● Given problem: Tally how many lines include "name". The number is the whole answer.

* START Listed entries *

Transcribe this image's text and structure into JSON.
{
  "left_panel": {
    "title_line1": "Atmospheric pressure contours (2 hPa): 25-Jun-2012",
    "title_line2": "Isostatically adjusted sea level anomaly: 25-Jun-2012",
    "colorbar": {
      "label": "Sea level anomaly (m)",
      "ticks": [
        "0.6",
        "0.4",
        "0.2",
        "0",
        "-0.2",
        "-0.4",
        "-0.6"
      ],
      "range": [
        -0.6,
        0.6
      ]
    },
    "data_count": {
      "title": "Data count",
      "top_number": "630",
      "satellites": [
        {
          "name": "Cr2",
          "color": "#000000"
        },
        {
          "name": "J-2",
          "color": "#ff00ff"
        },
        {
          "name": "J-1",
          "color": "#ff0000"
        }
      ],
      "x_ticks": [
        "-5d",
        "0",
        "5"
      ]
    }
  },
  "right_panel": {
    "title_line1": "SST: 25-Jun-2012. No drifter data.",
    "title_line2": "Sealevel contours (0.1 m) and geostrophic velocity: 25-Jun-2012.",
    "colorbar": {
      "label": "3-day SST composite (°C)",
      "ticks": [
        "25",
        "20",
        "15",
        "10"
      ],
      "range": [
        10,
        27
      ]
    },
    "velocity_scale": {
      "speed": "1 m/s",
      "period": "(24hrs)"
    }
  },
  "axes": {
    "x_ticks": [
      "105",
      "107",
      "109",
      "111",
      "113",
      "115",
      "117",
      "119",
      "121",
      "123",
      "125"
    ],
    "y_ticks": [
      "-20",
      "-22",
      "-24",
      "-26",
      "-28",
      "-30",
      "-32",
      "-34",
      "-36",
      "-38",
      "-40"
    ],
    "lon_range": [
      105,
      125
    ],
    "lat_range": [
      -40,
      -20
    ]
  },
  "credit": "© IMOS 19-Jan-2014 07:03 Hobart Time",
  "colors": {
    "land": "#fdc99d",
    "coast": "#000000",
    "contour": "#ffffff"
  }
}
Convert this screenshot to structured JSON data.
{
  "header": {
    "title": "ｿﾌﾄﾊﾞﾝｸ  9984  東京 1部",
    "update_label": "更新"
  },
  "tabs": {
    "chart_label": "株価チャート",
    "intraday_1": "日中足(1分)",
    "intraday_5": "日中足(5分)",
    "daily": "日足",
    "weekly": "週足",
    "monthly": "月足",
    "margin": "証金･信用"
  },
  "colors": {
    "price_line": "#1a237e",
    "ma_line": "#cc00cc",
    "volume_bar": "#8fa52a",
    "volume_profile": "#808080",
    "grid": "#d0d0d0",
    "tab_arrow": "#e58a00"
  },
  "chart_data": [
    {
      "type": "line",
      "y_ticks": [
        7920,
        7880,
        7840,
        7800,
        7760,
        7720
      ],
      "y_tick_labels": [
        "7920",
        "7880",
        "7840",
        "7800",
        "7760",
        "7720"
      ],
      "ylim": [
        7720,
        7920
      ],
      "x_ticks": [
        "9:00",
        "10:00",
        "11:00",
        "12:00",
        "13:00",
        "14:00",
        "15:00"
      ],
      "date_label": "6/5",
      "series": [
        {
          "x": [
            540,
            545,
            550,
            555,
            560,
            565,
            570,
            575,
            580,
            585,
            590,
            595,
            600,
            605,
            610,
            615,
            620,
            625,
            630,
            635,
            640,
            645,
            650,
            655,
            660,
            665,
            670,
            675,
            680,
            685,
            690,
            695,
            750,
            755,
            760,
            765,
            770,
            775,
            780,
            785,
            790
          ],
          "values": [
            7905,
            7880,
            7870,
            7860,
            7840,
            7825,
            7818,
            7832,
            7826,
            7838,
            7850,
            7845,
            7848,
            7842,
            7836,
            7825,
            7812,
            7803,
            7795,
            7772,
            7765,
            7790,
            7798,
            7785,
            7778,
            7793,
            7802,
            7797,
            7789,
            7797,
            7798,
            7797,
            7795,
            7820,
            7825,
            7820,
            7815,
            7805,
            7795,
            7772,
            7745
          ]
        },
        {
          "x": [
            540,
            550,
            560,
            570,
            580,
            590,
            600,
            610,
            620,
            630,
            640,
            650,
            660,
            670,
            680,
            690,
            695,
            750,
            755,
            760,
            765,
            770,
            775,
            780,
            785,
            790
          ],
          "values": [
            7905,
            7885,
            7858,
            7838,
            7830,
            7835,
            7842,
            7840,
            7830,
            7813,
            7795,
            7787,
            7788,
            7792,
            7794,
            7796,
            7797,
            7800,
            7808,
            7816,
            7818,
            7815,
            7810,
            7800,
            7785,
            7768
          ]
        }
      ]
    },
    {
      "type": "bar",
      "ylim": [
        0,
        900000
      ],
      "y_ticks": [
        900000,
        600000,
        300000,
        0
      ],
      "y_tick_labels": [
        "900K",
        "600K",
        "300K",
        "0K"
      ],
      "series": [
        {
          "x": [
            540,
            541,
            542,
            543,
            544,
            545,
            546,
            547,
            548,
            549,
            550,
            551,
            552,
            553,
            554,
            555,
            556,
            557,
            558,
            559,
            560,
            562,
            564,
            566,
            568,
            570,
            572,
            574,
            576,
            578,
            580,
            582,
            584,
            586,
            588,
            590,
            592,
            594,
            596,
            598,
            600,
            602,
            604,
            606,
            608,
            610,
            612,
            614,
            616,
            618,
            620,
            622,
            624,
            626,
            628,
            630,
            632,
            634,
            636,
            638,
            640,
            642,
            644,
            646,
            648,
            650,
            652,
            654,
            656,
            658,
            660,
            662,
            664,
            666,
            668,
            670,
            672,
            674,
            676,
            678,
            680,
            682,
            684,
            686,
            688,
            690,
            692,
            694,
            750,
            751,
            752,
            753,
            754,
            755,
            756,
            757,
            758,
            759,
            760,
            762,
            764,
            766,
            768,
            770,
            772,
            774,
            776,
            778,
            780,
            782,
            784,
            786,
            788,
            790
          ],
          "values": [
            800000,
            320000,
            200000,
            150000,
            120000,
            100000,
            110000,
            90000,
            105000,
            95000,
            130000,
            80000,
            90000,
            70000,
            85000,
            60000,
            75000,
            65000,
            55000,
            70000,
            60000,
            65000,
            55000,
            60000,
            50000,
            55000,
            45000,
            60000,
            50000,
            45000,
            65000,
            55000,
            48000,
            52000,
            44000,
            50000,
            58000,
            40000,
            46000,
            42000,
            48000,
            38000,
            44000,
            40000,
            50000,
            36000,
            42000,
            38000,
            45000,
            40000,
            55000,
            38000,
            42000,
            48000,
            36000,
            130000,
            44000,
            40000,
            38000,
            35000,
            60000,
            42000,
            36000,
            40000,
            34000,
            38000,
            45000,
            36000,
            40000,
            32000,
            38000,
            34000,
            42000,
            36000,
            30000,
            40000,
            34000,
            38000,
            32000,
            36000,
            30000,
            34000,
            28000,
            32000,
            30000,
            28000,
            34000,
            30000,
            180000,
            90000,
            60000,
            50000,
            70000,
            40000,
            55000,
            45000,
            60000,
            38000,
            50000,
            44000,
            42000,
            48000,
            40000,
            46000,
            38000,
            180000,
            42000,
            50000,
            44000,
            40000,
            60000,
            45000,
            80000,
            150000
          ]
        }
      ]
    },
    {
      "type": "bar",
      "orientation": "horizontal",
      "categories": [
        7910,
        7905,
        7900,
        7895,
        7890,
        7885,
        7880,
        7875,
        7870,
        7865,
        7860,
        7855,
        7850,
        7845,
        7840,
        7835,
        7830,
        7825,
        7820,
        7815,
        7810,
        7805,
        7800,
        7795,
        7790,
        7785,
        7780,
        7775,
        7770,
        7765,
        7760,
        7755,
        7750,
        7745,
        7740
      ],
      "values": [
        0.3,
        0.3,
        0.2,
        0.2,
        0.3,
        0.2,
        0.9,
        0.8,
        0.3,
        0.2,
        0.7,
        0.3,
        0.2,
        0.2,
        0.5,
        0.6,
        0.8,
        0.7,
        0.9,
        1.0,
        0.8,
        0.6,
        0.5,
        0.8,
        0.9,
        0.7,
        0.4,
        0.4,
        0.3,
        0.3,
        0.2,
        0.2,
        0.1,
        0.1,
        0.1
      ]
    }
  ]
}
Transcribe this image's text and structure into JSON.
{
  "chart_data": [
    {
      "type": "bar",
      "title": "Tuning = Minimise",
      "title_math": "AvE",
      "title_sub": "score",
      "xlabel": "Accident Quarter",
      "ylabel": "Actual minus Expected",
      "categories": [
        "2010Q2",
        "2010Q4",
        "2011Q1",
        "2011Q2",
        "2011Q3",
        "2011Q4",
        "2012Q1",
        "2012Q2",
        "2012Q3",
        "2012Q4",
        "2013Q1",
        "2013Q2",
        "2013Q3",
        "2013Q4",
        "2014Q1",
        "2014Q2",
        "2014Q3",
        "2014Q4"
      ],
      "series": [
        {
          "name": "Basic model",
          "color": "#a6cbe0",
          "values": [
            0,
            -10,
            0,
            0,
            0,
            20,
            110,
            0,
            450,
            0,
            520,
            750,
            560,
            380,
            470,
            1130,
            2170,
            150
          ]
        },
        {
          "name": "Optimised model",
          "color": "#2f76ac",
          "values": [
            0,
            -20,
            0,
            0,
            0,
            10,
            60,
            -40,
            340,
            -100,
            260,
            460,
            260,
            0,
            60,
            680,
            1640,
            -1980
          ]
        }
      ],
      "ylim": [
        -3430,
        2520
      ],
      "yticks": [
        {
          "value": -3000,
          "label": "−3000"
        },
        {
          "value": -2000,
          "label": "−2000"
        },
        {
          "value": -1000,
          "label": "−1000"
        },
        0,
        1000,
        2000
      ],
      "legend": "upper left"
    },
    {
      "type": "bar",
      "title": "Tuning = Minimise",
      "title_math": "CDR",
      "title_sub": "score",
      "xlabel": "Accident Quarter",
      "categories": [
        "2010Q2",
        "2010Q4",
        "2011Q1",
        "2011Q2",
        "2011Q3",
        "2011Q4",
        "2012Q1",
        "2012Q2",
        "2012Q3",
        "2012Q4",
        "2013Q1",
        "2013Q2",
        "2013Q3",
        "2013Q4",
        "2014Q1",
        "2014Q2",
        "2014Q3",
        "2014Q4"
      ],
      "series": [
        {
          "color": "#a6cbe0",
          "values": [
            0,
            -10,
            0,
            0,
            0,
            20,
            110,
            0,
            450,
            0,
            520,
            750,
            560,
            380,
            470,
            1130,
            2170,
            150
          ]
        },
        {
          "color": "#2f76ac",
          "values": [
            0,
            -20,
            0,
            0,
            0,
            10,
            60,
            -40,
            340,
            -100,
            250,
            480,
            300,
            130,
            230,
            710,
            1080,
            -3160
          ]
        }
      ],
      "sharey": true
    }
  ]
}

* END Listed entries *

● Problem solution: 5